### WHAT TO PRODUCE
Copy out every line of the records below word for word, leaving out the pictures.
═════ DATA SHOWN
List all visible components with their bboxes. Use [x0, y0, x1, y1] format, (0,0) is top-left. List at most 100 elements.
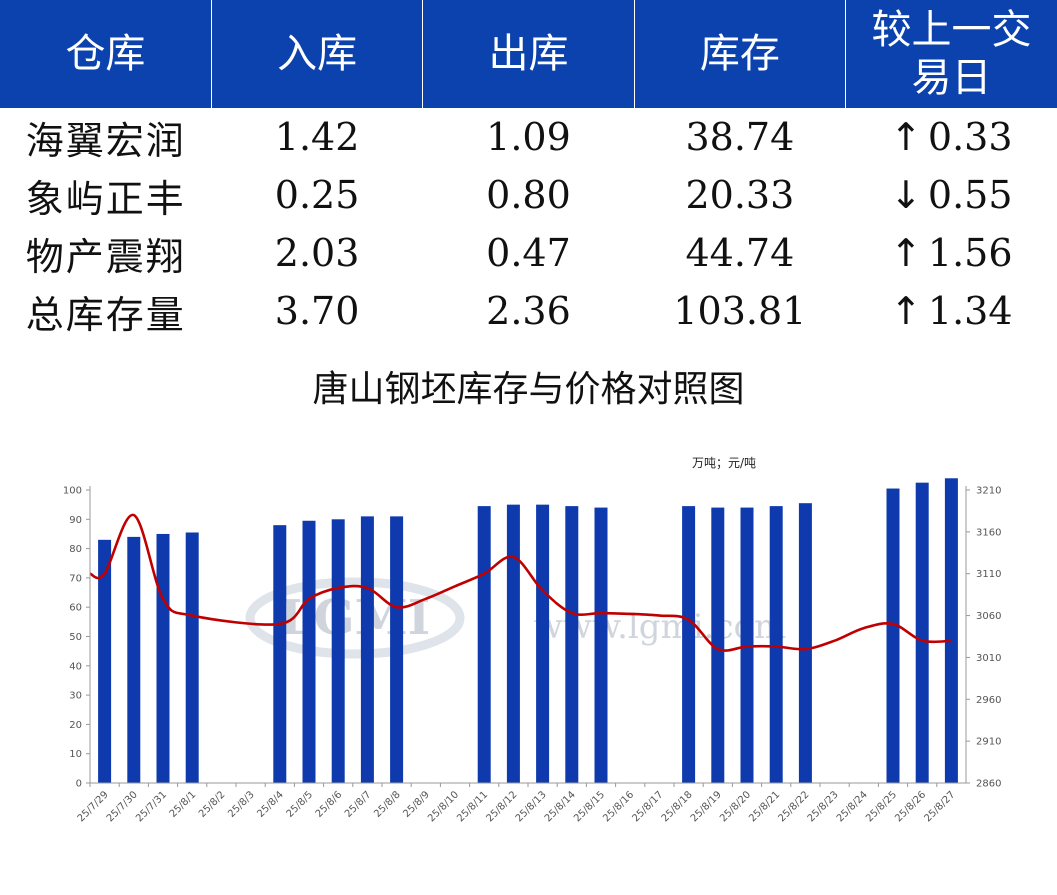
- table-row: 物产震翔 2.03 0.47 44.74 ↑ 1.56: [0, 224, 1057, 282]
- left-tick-label: 10: [69, 749, 82, 760]
- left-tick-label: 80: [69, 544, 82, 555]
- bar: [798, 503, 812, 783]
- price-line: [89, 513, 952, 652]
- x-tick-label: 25/8/13: [514, 789, 549, 824]
- inbound-cell: 3.70: [274, 289, 360, 333]
- bar: [682, 506, 696, 783]
- change-value: 1.34: [927, 289, 1013, 333]
- x-tick-label: 25/8/6: [314, 789, 345, 820]
- x-tick-label: 25/8/10: [426, 789, 461, 824]
- bar: [302, 520, 316, 783]
- change-value: 0.55: [927, 173, 1013, 217]
- left-tick-label: 70: [69, 573, 82, 584]
- left-tick-label: 0: [76, 779, 82, 790]
- left-tick-label: 50: [69, 632, 82, 643]
- x-tick-label: 25/8/1: [168, 789, 199, 820]
- arrow-up-icon: ↑: [890, 115, 922, 159]
- table-row: 象屿正丰 0.25 0.80 20.33 ↓ 0.55: [0, 166, 1057, 224]
- bar: [360, 516, 374, 783]
- header-change: 较上一交易日: [845, 0, 1057, 108]
- x-tick-label: 25/8/20: [718, 789, 753, 824]
- header-warehouse: 仓库: [0, 0, 212, 108]
- change-cell: ↓ 0.55: [846, 166, 1057, 224]
- bar: [886, 488, 900, 783]
- x-tick-label: 25/8/4: [255, 789, 286, 820]
- bar-series: [98, 478, 958, 783]
- inventory-table: 仓库 入库 出库 库存 较上一交易日 海翼宏润 1.42 1.09 38.74 ↑ 0.3…: [0, 0, 1057, 340]
- header-outbound: 出库: [422, 0, 635, 108]
- left-tick-label: 30: [69, 691, 82, 702]
- bar: [477, 506, 491, 783]
- left-tick-label: 40: [69, 661, 82, 672]
- bar: [711, 507, 725, 783]
- x-tick-label: 25/8/17: [630, 789, 665, 824]
- warehouse-name-cell: 物产震翔: [25, 234, 186, 279]
- x-tick-label: 25/7/30: [105, 789, 140, 824]
- x-tick-label: 25/8/19: [689, 789, 724, 824]
- x-tick-label: 25/8/23: [806, 789, 841, 824]
- bar: [331, 519, 345, 783]
- left-tick-label: 20: [69, 720, 82, 731]
- outbound-cell: 0.80: [486, 173, 571, 217]
- bar: [536, 504, 550, 783]
- bar: [98, 539, 112, 783]
- bar: [769, 506, 783, 783]
- arrow-up-icon: ↑: [890, 231, 922, 275]
- watermark-logo-ring: [245, 577, 465, 659]
- x-tick-label: 25/8/5: [285, 789, 316, 820]
- table-row: 海翼宏润 1.42 1.09 38.74 ↑ 0.33: [0, 108, 1057, 166]
- inbound-cell: 1.42: [274, 115, 360, 159]
- right-tick-label: 2960: [976, 695, 1001, 706]
- right-tick-label: 3060: [976, 611, 1001, 622]
- warehouse-name-cell: 象屿正丰: [25, 176, 186, 221]
- x-tick-label: 25/8/27: [922, 789, 957, 824]
- bar: [944, 478, 958, 783]
- outbound-cell: 1.09: [486, 115, 571, 159]
- x-tick-label: 25/8/25: [864, 789, 899, 824]
- x-tick-label: 25/8/24: [835, 789, 870, 824]
- change-value: 0.33: [927, 115, 1013, 159]
- table-header-row: 仓库 入库 出库 库存 较上一交易日: [0, 0, 1057, 108]
- stock-cell: 38.74: [685, 115, 795, 159]
- header-stock: 库存: [633, 0, 846, 108]
- header-inbound: 入库: [210, 0, 423, 108]
- change-cell: ↑ 1.34: [846, 282, 1057, 340]
- stock-price-chart: LGMI www.lgmi.com 0102030405060708090100…: [63, 456, 1002, 824]
- x-tick-label: 25/8/22: [776, 789, 811, 824]
- bar: [390, 516, 404, 783]
- left-tick-label: 100: [63, 486, 82, 497]
- left-tick-label: 90: [69, 515, 82, 526]
- left-tick-label: 60: [69, 603, 82, 614]
- x-tick-label: 25/8/12: [484, 789, 519, 824]
- bar: [565, 506, 579, 783]
- x-tick-label: 25/8/21: [747, 789, 782, 824]
- arrow-down-icon: ↓: [890, 173, 922, 217]
- line-series: [89, 513, 952, 652]
- right-tick-label: 3110: [976, 569, 1001, 580]
- bar: [594, 507, 608, 783]
- x-tick-label: 25/8/26: [893, 789, 928, 824]
- x-tick-label: 25/8/8: [372, 789, 403, 820]
- watermark-logo-text: LGMI: [280, 590, 430, 646]
- x-tick-label: 25/8/11: [455, 789, 490, 824]
- x-tick-label: 25/8/2: [197, 789, 228, 820]
- right-tick-label: 3010: [976, 653, 1001, 664]
- x-tick-label: 25/8/7: [343, 789, 374, 820]
- outbound-cell: 0.47: [486, 231, 571, 275]
- right-tick-label: 2860: [976, 779, 1001, 790]
- unit-label: 万吨；元/吨: [692, 456, 756, 470]
- x-tick-label: 25/8/16: [601, 789, 636, 824]
- inbound-cell: 2.03: [274, 231, 360, 275]
- x-tick-label: 25/8/18: [660, 789, 695, 824]
- change-cell: ↑ 0.33: [846, 108, 1057, 166]
- bar: [185, 532, 199, 783]
- bar: [273, 525, 287, 783]
- table-row: 总库存量 3.70 2.36 103.81 ↑ 1.34: [0, 282, 1057, 340]
- bar: [506, 504, 520, 783]
- stock-cell: 103.81: [673, 289, 807, 333]
- bar: [915, 482, 929, 783]
- right-tick-label: 2910: [976, 737, 1001, 748]
- inbound-cell: 0.25: [274, 173, 360, 217]
- outbound-cell: 2.36: [486, 289, 571, 333]
- warehouse-name-cell: 海翼宏润: [25, 118, 186, 163]
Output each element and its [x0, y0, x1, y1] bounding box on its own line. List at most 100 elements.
══════════
### THE COMPLETED TASK
List all visible components with their bboxes. Use [x0, y0, x1, y1] format, (0,0) is top-left. List at most 100 elements.
- table-row: 物产震翔 2.03 0.47 44.74 ↑ 1.56: [0, 224, 1057, 282]
- left-tick-label: 10: [69, 749, 82, 760]
- left-tick-label: 80: [69, 544, 82, 555]
- bar: [798, 503, 812, 783]
- price-line: [89, 513, 952, 652]
- x-tick-label: 25/8/13: [514, 789, 549, 824]
- inbound-cell: 3.70: [274, 289, 360, 333]
- bar: [682, 506, 696, 783]
- change-value: 1.34: [927, 289, 1013, 333]
- x-tick-label: 25/8/6: [314, 789, 345, 820]
- x-tick-label: 25/8/10: [426, 789, 461, 824]
- bar: [302, 520, 316, 783]
- change-value: 0.55: [927, 173, 1013, 217]
- left-tick-label: 70: [69, 573, 82, 584]
- left-tick-label: 0: [76, 779, 82, 790]
- left-tick-label: 50: [69, 632, 82, 643]
- x-tick-label: 25/8/1: [168, 789, 199, 820]
- arrow-up-icon: ↑: [890, 115, 922, 159]
- table-row: 象屿正丰 0.25 0.80 20.33 ↓ 0.55: [0, 166, 1057, 224]
- bar: [360, 516, 374, 783]
- header-change: 较上一交易日: [845, 0, 1057, 108]
- x-tick-label: 25/8/20: [718, 789, 753, 824]
- header-warehouse: 仓库: [0, 0, 212, 108]
- change-cell: ↓ 0.55: [846, 166, 1057, 224]
- bar: [886, 488, 900, 783]
- x-tick-label: 25/8/4: [255, 789, 286, 820]
- bar-series: [98, 478, 958, 783]
- inventory-table: 仓库 入库 出库 库存 较上一交易日 海翼宏润 1.42 1.09 38.74 ↑ 0.3…: [0, 0, 1057, 340]
- header-outbound: 出库: [422, 0, 635, 108]
- left-tick-label: 30: [69, 691, 82, 702]
- bar: [477, 506, 491, 783]
- left-tick-label: 40: [69, 661, 82, 672]
- bar: [711, 507, 725, 783]
- x-tick-label: 25/8/17: [630, 789, 665, 824]
- warehouse-name-cell: 物产震翔: [25, 234, 186, 279]
- x-tick-label: 25/7/30: [105, 789, 140, 824]
- x-tick-label: 25/8/19: [689, 789, 724, 824]
- x-tick-label: 25/8/23: [806, 789, 841, 824]
- bar: [331, 519, 345, 783]
- left-tick-label: 20: [69, 720, 82, 731]
- outbound-cell: 0.80: [486, 173, 571, 217]
- bar: [536, 504, 550, 783]
- bar: [98, 539, 112, 783]
- bar: [769, 506, 783, 783]
- arrow-up-icon: ↑: [890, 231, 922, 275]
- watermark-logo-ring: [245, 577, 465, 659]
- x-tick-label: 25/8/5: [285, 789, 316, 820]
- table-row: 海翼宏润 1.42 1.09 38.74 ↑ 0.33: [0, 108, 1057, 166]
- inbound-cell: 1.42: [274, 115, 360, 159]
- right-tick-label: 2960: [976, 695, 1001, 706]
- right-tick-label: 3060: [976, 611, 1001, 622]
- warehouse-name-cell: 象屿正丰: [25, 176, 186, 221]
- x-tick-label: 25/8/27: [922, 789, 957, 824]
- bar: [944, 478, 958, 783]
- outbound-cell: 1.09: [486, 115, 571, 159]
- x-tick-label: 25/8/25: [864, 789, 899, 824]
- x-tick-label: 25/8/24: [835, 789, 870, 824]
- change-value: 0.33: [927, 115, 1013, 159]
- table-header-row: 仓库 入库 出库 库存 较上一交易日: [0, 0, 1057, 108]
- stock-cell: 38.74: [685, 115, 795, 159]
- header-stock: 库存: [633, 0, 846, 108]
- header-inbound: 入库: [210, 0, 423, 108]
- change-cell: ↑ 1.34: [846, 282, 1057, 340]
- stock-price-chart: LGMI www.lgmi.com 0102030405060708090100…: [63, 456, 1002, 824]
- x-tick-label: 25/8/22: [776, 789, 811, 824]
- bar: [390, 516, 404, 783]
- left-tick-label: 100: [63, 486, 82, 497]
- left-tick-label: 90: [69, 515, 82, 526]
- left-tick-label: 60: [69, 603, 82, 614]
- x-tick-label: 25/8/12: [484, 789, 519, 824]
- bar: [565, 506, 579, 783]
- x-tick-label: 25/8/21: [747, 789, 782, 824]
- arrow-down-icon: ↓: [890, 173, 922, 217]
- line-series: [89, 513, 952, 652]
- right-tick-label: 3110: [976, 569, 1001, 580]
- bar: [594, 507, 608, 783]
- x-tick-label: 25/8/26: [893, 789, 928, 824]
- x-tick-label: 25/8/8: [372, 789, 403, 820]
- watermark-logo-text: LGMI: [280, 590, 430, 646]
- x-tick-label: 25/8/11: [455, 789, 490, 824]
- x-tick-label: 25/8/2: [197, 789, 228, 820]
- right-tick-label: 3010: [976, 653, 1001, 664]
- x-tick-label: 25/8/7: [343, 789, 374, 820]
- outbound-cell: 0.47: [486, 231, 571, 275]
- right-tick-label: 2860: [976, 779, 1001, 790]
- unit-label: 万吨；元/吨: [692, 456, 756, 470]
- x-tick-label: 25/8/16: [601, 789, 636, 824]
- inbound-cell: 2.03: [274, 231, 360, 275]
- x-tick-label: 25/8/18: [660, 789, 695, 824]
- change-cell: ↑ 0.33: [846, 108, 1057, 166]
- bar: [185, 532, 199, 783]
- bar: [273, 525, 287, 783]
- table-row: 总库存量 3.70 2.36 103.81 ↑ 1.34: [0, 282, 1057, 340]
- bar: [506, 504, 520, 783]
- stock-cell: 103.81: [673, 289, 807, 333]
- bar: [915, 482, 929, 783]
- right-tick-label: 2910: [976, 737, 1001, 748]
- inbound-cell: 0.25: [274, 173, 360, 217]
- outbound-cell: 2.36: [486, 289, 571, 333]
- warehouse-name-cell: 海翼宏润: [25, 118, 186, 163]
Output each element and its [x0, y0, x1, y1] bounding box on its own line. List at most 100 elements.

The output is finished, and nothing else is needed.